### THE TASK
Only the pictures stay out; every record is to be quoted exactly.

Source data:
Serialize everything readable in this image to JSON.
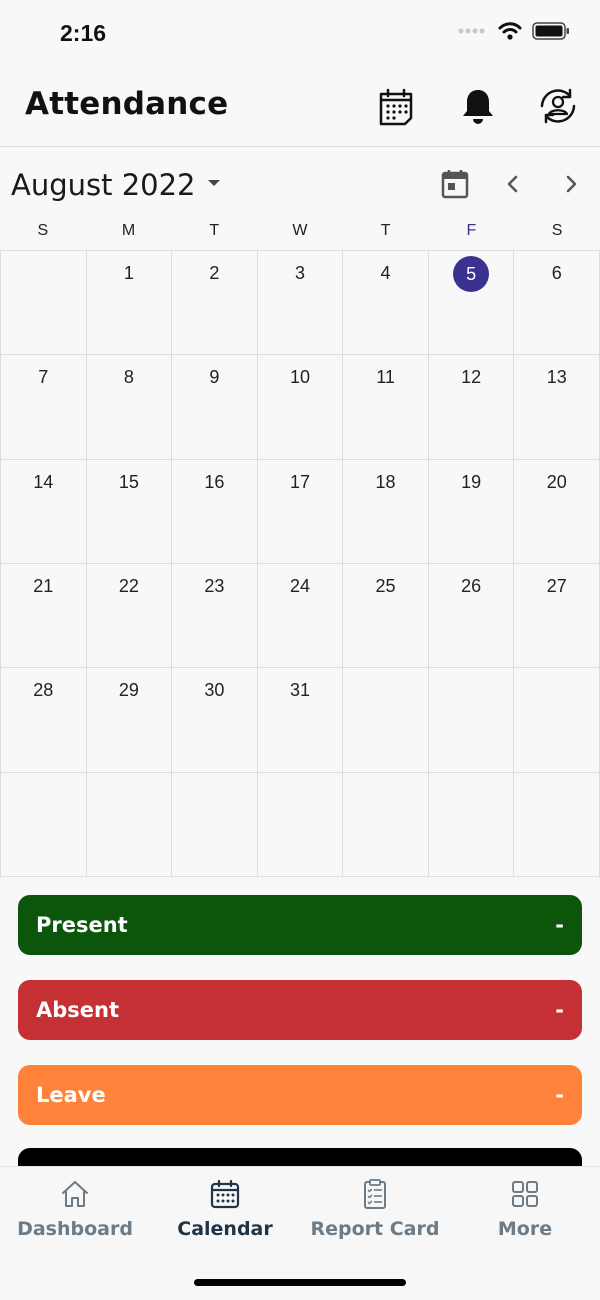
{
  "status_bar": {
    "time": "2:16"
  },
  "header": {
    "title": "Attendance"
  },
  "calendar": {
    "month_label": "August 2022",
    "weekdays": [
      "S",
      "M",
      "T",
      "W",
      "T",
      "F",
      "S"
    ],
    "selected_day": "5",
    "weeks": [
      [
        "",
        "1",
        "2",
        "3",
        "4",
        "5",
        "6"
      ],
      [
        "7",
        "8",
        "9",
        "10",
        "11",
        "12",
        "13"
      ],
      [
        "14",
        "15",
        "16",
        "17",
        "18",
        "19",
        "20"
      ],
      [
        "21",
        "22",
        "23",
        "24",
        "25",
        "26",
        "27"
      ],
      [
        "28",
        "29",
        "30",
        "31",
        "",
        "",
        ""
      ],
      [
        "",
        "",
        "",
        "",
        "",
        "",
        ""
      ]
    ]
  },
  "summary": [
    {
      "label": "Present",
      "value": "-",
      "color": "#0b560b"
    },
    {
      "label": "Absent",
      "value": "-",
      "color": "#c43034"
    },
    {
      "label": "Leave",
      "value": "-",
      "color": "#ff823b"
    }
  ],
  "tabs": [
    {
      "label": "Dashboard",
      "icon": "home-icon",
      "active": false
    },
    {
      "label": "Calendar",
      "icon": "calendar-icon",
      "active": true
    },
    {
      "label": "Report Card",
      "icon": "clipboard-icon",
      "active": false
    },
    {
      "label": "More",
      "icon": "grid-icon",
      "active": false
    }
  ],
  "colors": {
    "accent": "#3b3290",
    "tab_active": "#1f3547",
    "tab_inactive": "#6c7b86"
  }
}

### SOLUTION FOR THIS PROBLEM
Serialize everything readable in this image to JSON.
{
  "status_bar": {
    "time": "2:16"
  },
  "header": {
    "title": "Attendance"
  },
  "calendar": {
    "month_label": "August 2022",
    "weekdays": [
      "S",
      "M",
      "T",
      "W",
      "T",
      "F",
      "S"
    ],
    "selected_day": "5",
    "weeks": [
      [
        "",
        "1",
        "2",
        "3",
        "4",
        "5",
        "6"
      ],
      [
        "7",
        "8",
        "9",
        "10",
        "11",
        "12",
        "13"
      ],
      [
        "14",
        "15",
        "16",
        "17",
        "18",
        "19",
        "20"
      ],
      [
        "21",
        "22",
        "23",
        "24",
        "25",
        "26",
        "27"
      ],
      [
        "28",
        "29",
        "30",
        "31",
        "",
        "",
        ""
      ],
      [
        "",
        "",
        "",
        "",
        "",
        "",
        ""
      ]
    ]
  },
  "summary": [
    {
      "label": "Present",
      "value": "-",
      "color": "#0b560b"
    },
    {
      "label": "Absent",
      "value": "-",
      "color": "#c43034"
    },
    {
      "label": "Leave",
      "value": "-",
      "color": "#ff823b"
    }
  ],
  "tabs": [
    {
      "label": "Dashboard",
      "icon": "home-icon",
      "active": false
    },
    {
      "label": "Calendar",
      "icon": "calendar-icon",
      "active": true
    },
    {
      "label": "Report Card",
      "icon": "clipboard-icon",
      "active": false
    },
    {
      "label": "More",
      "icon": "grid-icon",
      "active": false
    }
  ],
  "colors": {
    "accent": "#3b3290",
    "tab_active": "#1f3547",
    "tab_inactive": "#6c7b86"
  }
}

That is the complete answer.